[What to do]: Set each record down exactly, excluding all images.

╭──

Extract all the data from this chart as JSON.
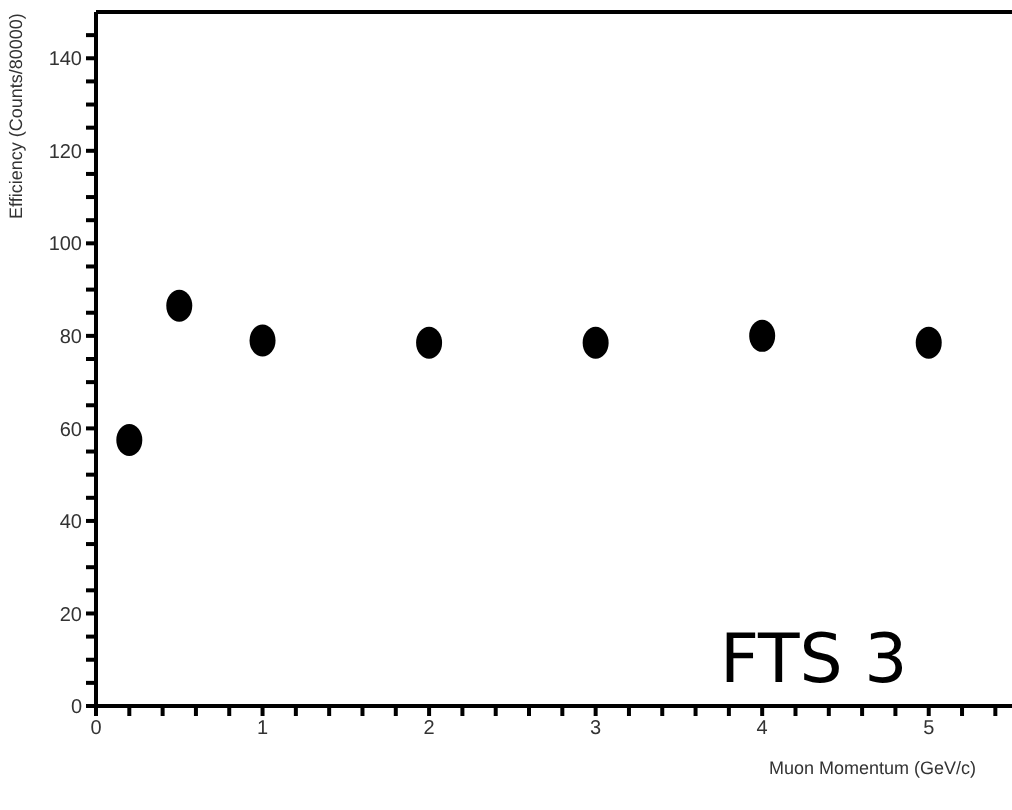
{
  "chart_data": {
    "type": "scatter",
    "xlabel": "Muon Momentum (GeV/c)",
    "ylabel": "Efficiency (Counts/80000)",
    "x": [
      0.2,
      0.5,
      1,
      2,
      3,
      4,
      5
    ],
    "series": [
      {
        "color": "#000000",
        "values": [
          57.5,
          86.5,
          79,
          78.5,
          78.5,
          80,
          78.5
        ]
      }
    ],
    "xlim": [
      0,
      5.5
    ],
    "ylim": [
      0,
      150
    ],
    "xticks": [
      0,
      {
        "value": 0.2,
        "label": null
      },
      {
        "value": 0.4,
        "label": null
      },
      {
        "value": 0.6,
        "label": null
      },
      {
        "value": 0.8,
        "label": null
      },
      1,
      {
        "value": 1.2,
        "label": null
      },
      {
        "value": 1.4,
        "label": null
      },
      {
        "value": 1.6,
        "label": null
      },
      {
        "value": 1.8,
        "label": null
      },
      2,
      {
        "value": 2.2,
        "label": null
      },
      {
        "value": 2.4,
        "label": null
      },
      {
        "value": 2.6,
        "label": null
      },
      {
        "value": 2.8,
        "label": null
      },
      3,
      {
        "value": 3.2,
        "label": null
      },
      {
        "value": 3.4,
        "label": null
      },
      {
        "value": 3.6,
        "label": null
      },
      {
        "value": 3.8,
        "label": null
      },
      4,
      {
        "value": 4.2,
        "label": null
      },
      {
        "value": 4.4,
        "label": null
      },
      {
        "value": 4.6,
        "label": null
      },
      {
        "value": 4.8,
        "label": null
      },
      5,
      {
        "value": 5.2,
        "label": null
      },
      {
        "value": 5.4,
        "label": null
      }
    ],
    "yticks": [
      0,
      {
        "value": 5,
        "label": null
      },
      {
        "value": 10,
        "label": null
      },
      {
        "value": 15,
        "label": null
      },
      20,
      {
        "value": 25,
        "label": null
      },
      {
        "value": 30,
        "label": null
      },
      {
        "value": 35,
        "label": null
      },
      40,
      {
        "value": 45,
        "label": null
      },
      {
        "value": 50,
        "label": null
      },
      {
        "value": 55,
        "label": null
      },
      60,
      {
        "value": 65,
        "label": null
      },
      {
        "value": 70,
        "label": null
      },
      {
        "value": 75,
        "label": null
      },
      80,
      {
        "value": 85,
        "label": null
      },
      {
        "value": 90,
        "label": null
      },
      {
        "value": 95,
        "label": null
      },
      100,
      {
        "value": 105,
        "label": null
      },
      {
        "value": 110,
        "label": null
      },
      {
        "value": 115,
        "label": null
      },
      120,
      {
        "value": 125,
        "label": null
      },
      {
        "value": 130,
        "label": null
      },
      {
        "value": 135,
        "label": null
      },
      140,
      {
        "value": 145,
        "label": null
      }
    ],
    "marker": "circle",
    "annotations": [
      "FTS 3"
    ]
  }
}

╰──

[Task result]:
Extract all the data from this chart as JSON.
{
  "chart_data": {
    "type": "scatter",
    "xlabel": "Muon Momentum (GeV/c)",
    "ylabel": "Efficiency (Counts/80000)",
    "x": [
      0.2,
      0.5,
      1,
      2,
      3,
      4,
      5
    ],
    "series": [
      {
        "color": "#000000",
        "values": [
          57.5,
          86.5,
          79,
          78.5,
          78.5,
          80,
          78.5
        ]
      }
    ],
    "xlim": [
      0,
      5.5
    ],
    "ylim": [
      0,
      150
    ],
    "xticks": [
      0,
      {
        "value": 0.2,
        "label": null
      },
      {
        "value": 0.4,
        "label": null
      },
      {
        "value": 0.6,
        "label": null
      },
      {
        "value": 0.8,
        "label": null
      },
      1,
      {
        "value": 1.2,
        "label": null
      },
      {
        "value": 1.4,
        "label": null
      },
      {
        "value": 1.6,
        "label": null
      },
      {
        "value": 1.8,
        "label": null
      },
      2,
      {
        "value": 2.2,
        "label": null
      },
      {
        "value": 2.4,
        "label": null
      },
      {
        "value": 2.6,
        "label": null
      },
      {
        "value": 2.8,
        "label": null
      },
      3,
      {
        "value": 3.2,
        "label": null
      },
      {
        "value": 3.4,
        "label": null
      },
      {
        "value": 3.6,
        "label": null
      },
      {
        "value": 3.8,
        "label": null
      },
      4,
      {
        "value": 4.2,
        "label": null
      },
      {
        "value": 4.4,
        "label": null
      },
      {
        "value": 4.6,
        "label": null
      },
      {
        "value": 4.8,
        "label": null
      },
      5,
      {
        "value": 5.2,
        "label": null
      },
      {
        "value": 5.4,
        "label": null
      }
    ],
    "yticks": [
      0,
      {
        "value": 5,
        "label": null
      },
      {
        "value": 10,
        "label": null
      },
      {
        "value": 15,
        "label": null
      },
      20,
      {
        "value": 25,
        "label": null
      },
      {
        "value": 30,
        "label": null
      },
      {
        "value": 35,
        "label": null
      },
      40,
      {
        "value": 45,
        "label": null
      },
      {
        "value": 50,
        "label": null
      },
      {
        "value": 55,
        "label": null
      },
      60,
      {
        "value": 65,
        "label": null
      },
      {
        "value": 70,
        "label": null
      },
      {
        "value": 75,
        "label": null
      },
      80,
      {
        "value": 85,
        "label": null
      },
      {
        "value": 90,
        "label": null
      },
      {
        "value": 95,
        "label": null
      },
      100,
      {
        "value": 105,
        "label": null
      },
      {
        "value": 110,
        "label": null
      },
      {
        "value": 115,
        "label": null
      },
      120,
      {
        "value": 125,
        "label": null
      },
      {
        "value": 130,
        "label": null
      },
      {
        "value": 135,
        "label": null
      },
      140,
      {
        "value": 145,
        "label": null
      }
    ],
    "marker": "circle",
    "annotations": [
      "FTS 3"
    ]
  }
}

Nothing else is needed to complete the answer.